● **DATA PROVIDED**:
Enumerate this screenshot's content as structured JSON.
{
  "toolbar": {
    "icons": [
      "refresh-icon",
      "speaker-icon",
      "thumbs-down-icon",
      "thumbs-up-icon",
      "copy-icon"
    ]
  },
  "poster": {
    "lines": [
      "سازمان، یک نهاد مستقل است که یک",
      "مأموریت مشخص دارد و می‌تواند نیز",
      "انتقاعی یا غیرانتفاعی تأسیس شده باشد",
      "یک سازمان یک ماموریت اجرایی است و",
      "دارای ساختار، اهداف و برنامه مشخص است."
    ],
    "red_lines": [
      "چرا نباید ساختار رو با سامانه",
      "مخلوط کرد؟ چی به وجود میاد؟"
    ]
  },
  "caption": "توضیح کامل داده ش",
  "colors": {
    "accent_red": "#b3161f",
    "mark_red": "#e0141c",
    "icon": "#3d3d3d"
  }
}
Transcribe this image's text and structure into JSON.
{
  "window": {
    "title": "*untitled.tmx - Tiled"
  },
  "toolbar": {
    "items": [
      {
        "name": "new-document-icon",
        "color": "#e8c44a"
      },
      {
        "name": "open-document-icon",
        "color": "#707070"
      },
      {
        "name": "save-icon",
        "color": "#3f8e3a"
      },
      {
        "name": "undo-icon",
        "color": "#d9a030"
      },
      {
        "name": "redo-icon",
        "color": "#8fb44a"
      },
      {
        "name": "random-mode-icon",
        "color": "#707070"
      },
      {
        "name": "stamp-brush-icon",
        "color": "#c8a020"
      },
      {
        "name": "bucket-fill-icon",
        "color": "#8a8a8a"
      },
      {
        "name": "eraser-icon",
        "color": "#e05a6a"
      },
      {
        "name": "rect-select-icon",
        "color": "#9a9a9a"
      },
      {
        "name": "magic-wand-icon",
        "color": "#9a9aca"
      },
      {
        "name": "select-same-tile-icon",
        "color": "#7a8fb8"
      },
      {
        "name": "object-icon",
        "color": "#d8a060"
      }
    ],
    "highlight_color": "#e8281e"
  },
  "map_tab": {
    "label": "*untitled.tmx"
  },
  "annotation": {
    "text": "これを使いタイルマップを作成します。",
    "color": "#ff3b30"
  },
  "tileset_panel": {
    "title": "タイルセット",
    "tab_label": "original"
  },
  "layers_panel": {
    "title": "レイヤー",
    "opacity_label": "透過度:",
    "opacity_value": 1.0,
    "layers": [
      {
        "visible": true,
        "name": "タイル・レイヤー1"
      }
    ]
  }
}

● **GOAL**:
Copy down the whole of the data above, matching it exactly.

● **SOLUTION TO THE PROBLEM**:
Enumerate this screenshot's content as structured JSON.
{
  "toolbar": {
    "icons": [
      "refresh-icon",
      "speaker-icon",
      "thumbs-down-icon",
      "thumbs-up-icon",
      "copy-icon"
    ]
  },
  "poster": {
    "lines": [
      "سازمان، یک نهاد مستقل است که یک",
      "مأموریت مشخص دارد و می‌تواند نیز",
      "انتقاعی یا غیرانتفاعی تأسیس شده باشد",
      "یک سازمان یک ماموریت اجرایی است و",
      "دارای ساختار، اهداف و برنامه مشخص است."
    ],
    "red_lines": [
      "چرا نباید ساختار رو با سامانه",
      "مخلوط کرد؟ چی به وجود میاد؟"
    ]
  },
  "caption": "توضیح کامل داده ش",
  "colors": {
    "accent_red": "#b3161f",
    "mark_red": "#e0141c",
    "icon": "#3d3d3d"
  }
}
Transcribe this image's text and structure into JSON.
{
  "window": {
    "title": "*untitled.tmx - Tiled"
  },
  "toolbar": {
    "items": [
      {
        "name": "new-document-icon",
        "color": "#e8c44a"
      },
      {
        "name": "open-document-icon",
        "color": "#707070"
      },
      {
        "name": "save-icon",
        "color": "#3f8e3a"
      },
      {
        "name": "undo-icon",
        "color": "#d9a030"
      },
      {
        "name": "redo-icon",
        "color": "#8fb44a"
      },
      {
        "name": "random-mode-icon",
        "color": "#707070"
      },
      {
        "name": "stamp-brush-icon",
        "color": "#c8a020"
      },
      {
        "name": "bucket-fill-icon",
        "color": "#8a8a8a"
      },
      {
        "name": "eraser-icon",
        "color": "#e05a6a"
      },
      {
        "name": "rect-select-icon",
        "color": "#9a9a9a"
      },
      {
        "name": "magic-wand-icon",
        "color": "#9a9aca"
      },
      {
        "name": "select-same-tile-icon",
        "color": "#7a8fb8"
      },
      {
        "name": "object-icon",
        "color": "#d8a060"
      }
    ],
    "highlight_color": "#e8281e"
  },
  "map_tab": {
    "label": "*untitled.tmx"
  },
  "annotation": {
    "text": "これを使いタイルマップを作成します。",
    "color": "#ff3b30"
  },
  "tileset_panel": {
    "title": "タイルセット",
    "tab_label": "original"
  },
  "layers_panel": {
    "title": "レイヤー",
    "opacity_label": "透過度:",
    "opacity_value": 1.0,
    "layers": [
      {
        "visible": true,
        "name": "タイル・レイヤー1"
      }
    ]
  }
}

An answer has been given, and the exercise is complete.